# DATA IN THIS EXERCISE
──────────────────────────────

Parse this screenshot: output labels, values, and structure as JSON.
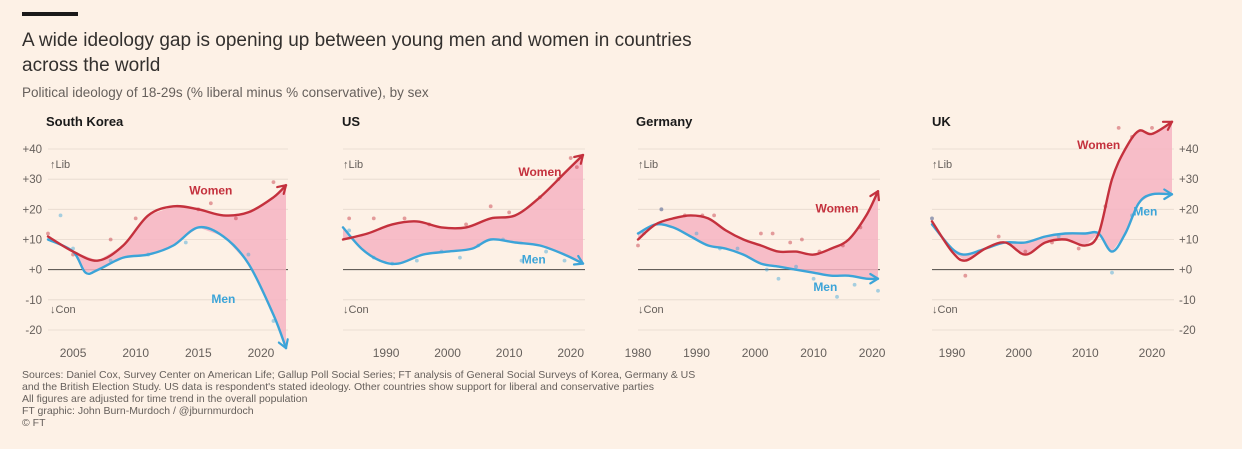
{
  "header": {
    "title": "A wide ideology gap is opening up between young men and women in countries across the world",
    "subtitle": "Political ideology of 18-29s (% liberal minus % conservative), by sex"
  },
  "footer": {
    "lines": [
      "Sources: Daniel Cox, Survey Center on American Life; Gallup Poll Social Series; FT analysis of General Social Surveys of Korea, Germany & US",
      "and the British Election Study. US data is respondent's stated ideology. Other countries show support for liberal and conservative parties",
      "All figures are adjusted for time trend in the overall population",
      "FT graphic: John Burn-Murdoch / @jburnmurdoch",
      "© FT"
    ]
  },
  "colors": {
    "women": "#c4313d",
    "men": "#3ca4d8",
    "gap_fill": "#f6b4c2",
    "axis_text": "#66605c",
    "grid": "#e6d9ce"
  },
  "chart_data": [
    {
      "type": "line",
      "title": "South Korea",
      "x_ticks": [
        2005,
        2010,
        2015,
        2020
      ],
      "xlim": [
        2003,
        2022
      ],
      "ylim": [
        -25,
        40
      ],
      "y_ticks": [
        "+40",
        "+30",
        "+20",
        "+10",
        "+0",
        "-10",
        "-20"
      ],
      "y_tick_values": [
        40,
        30,
        20,
        10,
        0,
        -10,
        -20
      ],
      "y_axis_side": "left",
      "lib_label": "↑Lib",
      "con_label": "↓Con",
      "series": [
        {
          "name": "Women",
          "x": [
            2003,
            2005,
            2007,
            2009,
            2011,
            2013,
            2015,
            2017,
            2019,
            2021,
            2022
          ],
          "y": [
            11,
            6,
            3,
            8,
            18,
            21,
            20,
            18,
            19,
            24,
            28
          ]
        },
        {
          "name": "Men",
          "x": [
            2003,
            2005,
            2006,
            2007,
            2009,
            2011,
            2013,
            2015,
            2017,
            2019,
            2021,
            2022
          ],
          "y": [
            10,
            6,
            -1,
            0,
            4,
            5,
            8,
            14,
            11,
            2,
            -15,
            -26
          ]
        }
      ],
      "points_women": [
        [
          2003,
          12
        ],
        [
          2005,
          5
        ],
        [
          2008,
          10
        ],
        [
          2010,
          17
        ],
        [
          2015,
          20
        ],
        [
          2016,
          22
        ],
        [
          2018,
          17
        ],
        [
          2021,
          29
        ]
      ],
      "points_men": [
        [
          2004,
          18
        ],
        [
          2005,
          7
        ],
        [
          2008,
          3
        ],
        [
          2011,
          5
        ],
        [
          2014,
          9
        ],
        [
          2019,
          5
        ],
        [
          2021,
          -17
        ]
      ]
    },
    {
      "type": "line",
      "title": "US",
      "x_ticks": [
        1990,
        2000,
        2010,
        2020
      ],
      "xlim": [
        1983,
        2022
      ],
      "ylim": [
        -25,
        40
      ],
      "y_ticks": [],
      "y_tick_values": [
        40,
        30,
        20,
        10,
        0,
        -10,
        -20
      ],
      "y_axis_side": "none",
      "lib_label": "↑Lib",
      "con_label": "↓Con",
      "series": [
        {
          "name": "Women",
          "x": [
            1983,
            1987,
            1991,
            1995,
            1999,
            2003,
            2007,
            2011,
            2015,
            2019,
            2022
          ],
          "y": [
            10,
            12,
            15,
            16,
            14,
            14,
            17,
            18,
            24,
            32,
            38
          ]
        },
        {
          "name": "Men",
          "x": [
            1983,
            1986,
            1989,
            1992,
            1996,
            2000,
            2004,
            2007,
            2011,
            2015,
            2019,
            2022
          ],
          "y": [
            14,
            7,
            3,
            2,
            5,
            6,
            7,
            10,
            9,
            8,
            5,
            2
          ]
        }
      ],
      "points_women": [
        [
          1984,
          17
        ],
        [
          1988,
          17
        ],
        [
          1993,
          17
        ],
        [
          1997,
          15
        ],
        [
          2003,
          15
        ],
        [
          2007,
          21
        ],
        [
          2010,
          19
        ],
        [
          2015,
          24
        ],
        [
          2018,
          30
        ],
        [
          2020,
          37
        ],
        [
          2021,
          34
        ]
      ],
      "points_men": [
        [
          1984,
          13
        ],
        [
          1988,
          4
        ],
        [
          1991,
          2
        ],
        [
          1995,
          3
        ],
        [
          1999,
          6
        ],
        [
          2002,
          4
        ],
        [
          2005,
          8
        ],
        [
          2009,
          10
        ],
        [
          2012,
          3
        ],
        [
          2016,
          6
        ],
        [
          2019,
          3
        ]
      ]
    },
    {
      "type": "line",
      "title": "Germany",
      "x_ticks": [
        1980,
        1990,
        2000,
        2010,
        2020
      ],
      "xlim": [
        1980,
        2021
      ],
      "ylim": [
        -25,
        40
      ],
      "y_ticks": [],
      "y_tick_values": [
        40,
        30,
        20,
        10,
        0,
        -10,
        -20
      ],
      "y_axis_side": "none",
      "lib_label": "↑Lib",
      "con_label": "↓Con",
      "series": [
        {
          "name": "Women",
          "x": [
            1980,
            1983,
            1986,
            1989,
            1992,
            1995,
            1998,
            2001,
            2004,
            2007,
            2010,
            2013,
            2016,
            2019,
            2021
          ],
          "y": [
            10,
            15,
            17,
            18,
            17,
            13,
            10,
            8,
            6,
            6,
            5,
            7,
            10,
            18,
            26
          ]
        },
        {
          "name": "Men",
          "x": [
            1980,
            1983,
            1986,
            1989,
            1992,
            1995,
            1998,
            2001,
            2004,
            2007,
            2010,
            2013,
            2016,
            2019,
            2021
          ],
          "y": [
            12,
            15,
            14,
            11,
            8,
            7,
            5,
            2,
            1,
            0,
            -1,
            -2,
            -2,
            -3,
            -3
          ]
        }
      ],
      "points_women": [
        [
          1980,
          8
        ],
        [
          1984,
          20
        ],
        [
          1988,
          18
        ],
        [
          1991,
          18
        ],
        [
          1993,
          18
        ],
        [
          2001,
          12
        ],
        [
          2003,
          12
        ],
        [
          2006,
          9
        ],
        [
          2008,
          10
        ],
        [
          2011,
          6
        ],
        [
          2015,
          8
        ],
        [
          2018,
          14
        ]
      ],
      "points_men": [
        [
          1981,
          12
        ],
        [
          1984,
          20
        ],
        [
          1990,
          12
        ],
        [
          1994,
          7
        ],
        [
          1997,
          7
        ],
        [
          2002,
          0
        ],
        [
          2004,
          -3
        ],
        [
          2007,
          1
        ],
        [
          2010,
          -3
        ],
        [
          2014,
          -9
        ],
        [
          2017,
          -5
        ],
        [
          2021,
          -7
        ]
      ]
    },
    {
      "type": "line",
      "title": "UK",
      "x_ticks": [
        1990,
        2000,
        2010,
        2020
      ],
      "xlim": [
        1987,
        2023
      ],
      "ylim": [
        -25,
        40
      ],
      "y_ticks": [
        "+40",
        "+30",
        "+20",
        "+10",
        "+0",
        "-10",
        "-20"
      ],
      "y_tick_values": [
        40,
        30,
        20,
        10,
        0,
        -10,
        -20
      ],
      "y_axis_side": "right",
      "lib_label": "↑Lib",
      "con_label": "↓Con",
      "series": [
        {
          "name": "Women",
          "x": [
            1987,
            1990,
            1992,
            1995,
            1998,
            2001,
            2004,
            2007,
            2010,
            2012,
            2014,
            2016,
            2018,
            2020,
            2023
          ],
          "y": [
            16,
            6,
            3,
            7,
            9,
            5,
            9,
            10,
            8,
            12,
            30,
            40,
            46,
            45,
            49
          ]
        },
        {
          "name": "Men",
          "x": [
            1987,
            1990,
            1992,
            1995,
            1998,
            2001,
            2004,
            2007,
            2010,
            2012,
            2014,
            2016,
            2018,
            2020,
            2023
          ],
          "y": [
            15,
            7,
            5,
            7,
            9,
            9,
            11,
            12,
            12,
            12,
            6,
            12,
            22,
            25,
            25
          ]
        }
      ],
      "points_women": [
        [
          1987,
          17
        ],
        [
          1992,
          -2
        ],
        [
          1997,
          11
        ],
        [
          2001,
          6
        ],
        [
          2005,
          9
        ],
        [
          2009,
          7
        ],
        [
          2013,
          21
        ],
        [
          2015,
          47
        ],
        [
          2017,
          44
        ],
        [
          2020,
          47
        ]
      ],
      "points_men": [
        [
          1987,
          17
        ],
        [
          1994,
          6
        ],
        [
          2006,
          11
        ],
        [
          2014,
          -1
        ],
        [
          2017,
          18
        ]
      ]
    }
  ],
  "labels": {
    "women": [
      {
        "panel": 0,
        "text": "Women",
        "at": [
          2016,
          25
        ]
      },
      {
        "panel": 1,
        "text": "Women",
        "at": [
          2015,
          31
        ]
      },
      {
        "panel": 2,
        "text": "Women",
        "at": [
          2014,
          19
        ]
      },
      {
        "panel": 3,
        "text": "Women",
        "at": [
          2012,
          40
        ]
      }
    ],
    "men": [
      {
        "panel": 0,
        "text": "Men",
        "at": [
          2017,
          -11
        ]
      },
      {
        "panel": 1,
        "text": "Men",
        "at": [
          2014,
          2
        ]
      },
      {
        "panel": 2,
        "text": "Men",
        "at": [
          2012,
          -7
        ]
      },
      {
        "panel": 3,
        "text": "Men",
        "at": [
          2019,
          18
        ]
      }
    ]
  }
}
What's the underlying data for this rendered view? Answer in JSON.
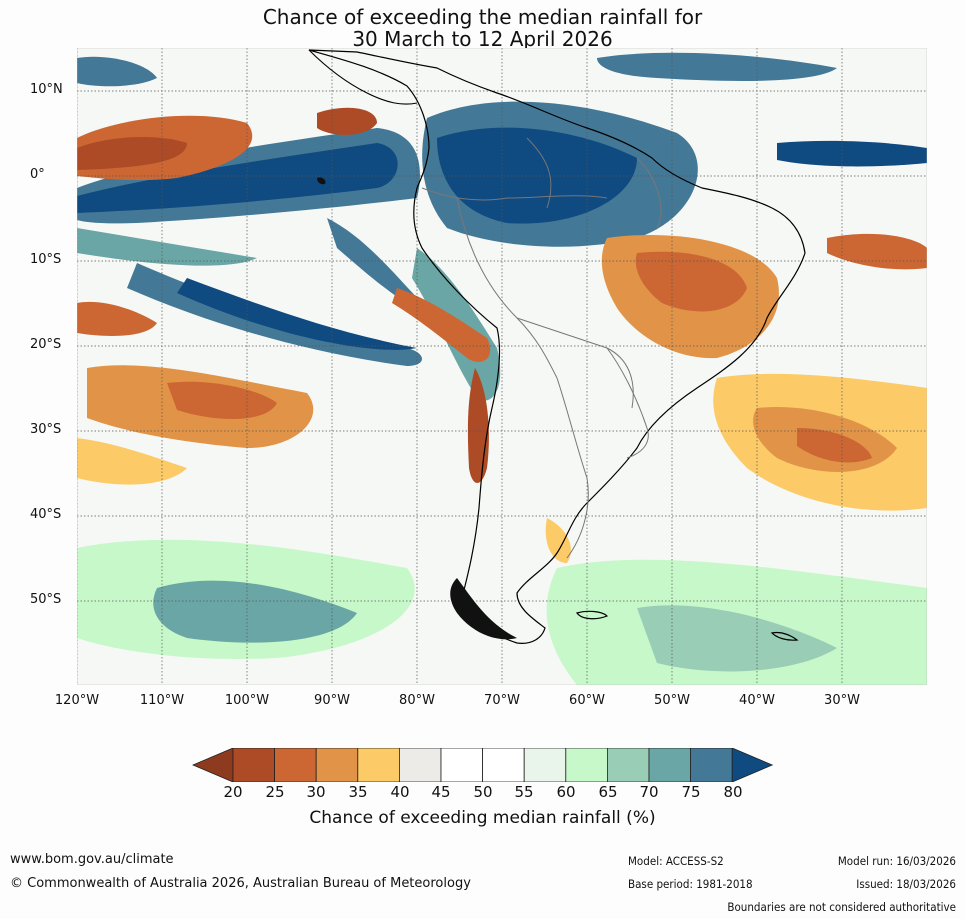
{
  "title_line1": "Chance of exceeding the median rainfall for",
  "title_line2": "30 March to 12 April 2026",
  "lat_labels": [
    "10°N",
    "0°",
    "10°S",
    "20°S",
    "30°S",
    "40°S",
    "50°S"
  ],
  "lon_labels": [
    "120°W",
    "110°W",
    "100°W",
    "90°W",
    "80°W",
    "70°W",
    "60°W",
    "50°W",
    "40°W",
    "30°W"
  ],
  "legend": {
    "title": "Chance of exceeding median rainfall (%)",
    "ticks": [
      "20",
      "25",
      "30",
      "35",
      "40",
      "45",
      "50",
      "55",
      "60",
      "65",
      "70",
      "75",
      "80"
    ],
    "colors": [
      "#8e3a1e",
      "#ad4b27",
      "#cc6733",
      "#e19447",
      "#fcca66",
      "#ecebe7",
      "#ffffff",
      "#ffffff",
      "#e9f5ea",
      "#c7f8c9",
      "#99cdb6",
      "#6aa6a5",
      "#447897",
      "#0f4a80"
    ]
  },
  "map_colors": {
    "ocean": "#f6f8f5",
    "wet_strong": "#0f4a80",
    "wet": "#447897",
    "wet_mid": "#6aa6a5",
    "wet_light": "#99cdb6",
    "green": "#c7f8c9",
    "dry_strong": "#ad4b27",
    "dry": "#cc6733",
    "dry_mid": "#e19447",
    "dry_light": "#fcca66",
    "neutral": "#ecebe7"
  },
  "footer": {
    "website": "www.bom.gov.au/climate",
    "copyright": "© Commonwealth of Australia 2026, Australian Bureau of Meteorology",
    "model": "Model: ACCESS-S2",
    "base_period": "Base period: 1981-2018",
    "model_run": "Model run: 16/03/2026",
    "issued": "Issued: 18/03/2026",
    "disclaimer": "Boundaries are not considered authoritative"
  }
}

──────────────────────────────

# EXERCISE BRIEF
Reproduce exactly and only the lines from the line that contains "What's the underlying" to the end of the data above, both ends included. No pictures go in the copy.

# RESULT OF THIS EXERCISE
What's the underlying data for this rendered view? Answer in JSON.
{
  "title_line1": "Chance of exceeding the median rainfall for",
  "title_line2": "30 March to 12 April 2026",
  "lat_labels": [
    "10°N",
    "0°",
    "10°S",
    "20°S",
    "30°S",
    "40°S",
    "50°S"
  ],
  "lon_labels": [
    "120°W",
    "110°W",
    "100°W",
    "90°W",
    "80°W",
    "70°W",
    "60°W",
    "50°W",
    "40°W",
    "30°W"
  ],
  "legend": {
    "title": "Chance of exceeding median rainfall (%)",
    "ticks": [
      "20",
      "25",
      "30",
      "35",
      "40",
      "45",
      "50",
      "55",
      "60",
      "65",
      "70",
      "75",
      "80"
    ],
    "colors": [
      "#8e3a1e",
      "#ad4b27",
      "#cc6733",
      "#e19447",
      "#fcca66",
      "#ecebe7",
      "#ffffff",
      "#ffffff",
      "#e9f5ea",
      "#c7f8c9",
      "#99cdb6",
      "#6aa6a5",
      "#447897",
      "#0f4a80"
    ]
  },
  "map_colors": {
    "ocean": "#f6f8f5",
    "wet_strong": "#0f4a80",
    "wet": "#447897",
    "wet_mid": "#6aa6a5",
    "wet_light": "#99cdb6",
    "green": "#c7f8c9",
    "dry_strong": "#ad4b27",
    "dry": "#cc6733",
    "dry_mid": "#e19447",
    "dry_light": "#fcca66",
    "neutral": "#ecebe7"
  },
  "footer": {
    "website": "www.bom.gov.au/climate",
    "copyright": "© Commonwealth of Australia 2026, Australian Bureau of Meteorology",
    "model": "Model: ACCESS-S2",
    "base_period": "Base period: 1981-2018",
    "model_run": "Model run: 16/03/2026",
    "issued": "Issued: 18/03/2026",
    "disclaimer": "Boundaries are not considered authoritative"
  }
}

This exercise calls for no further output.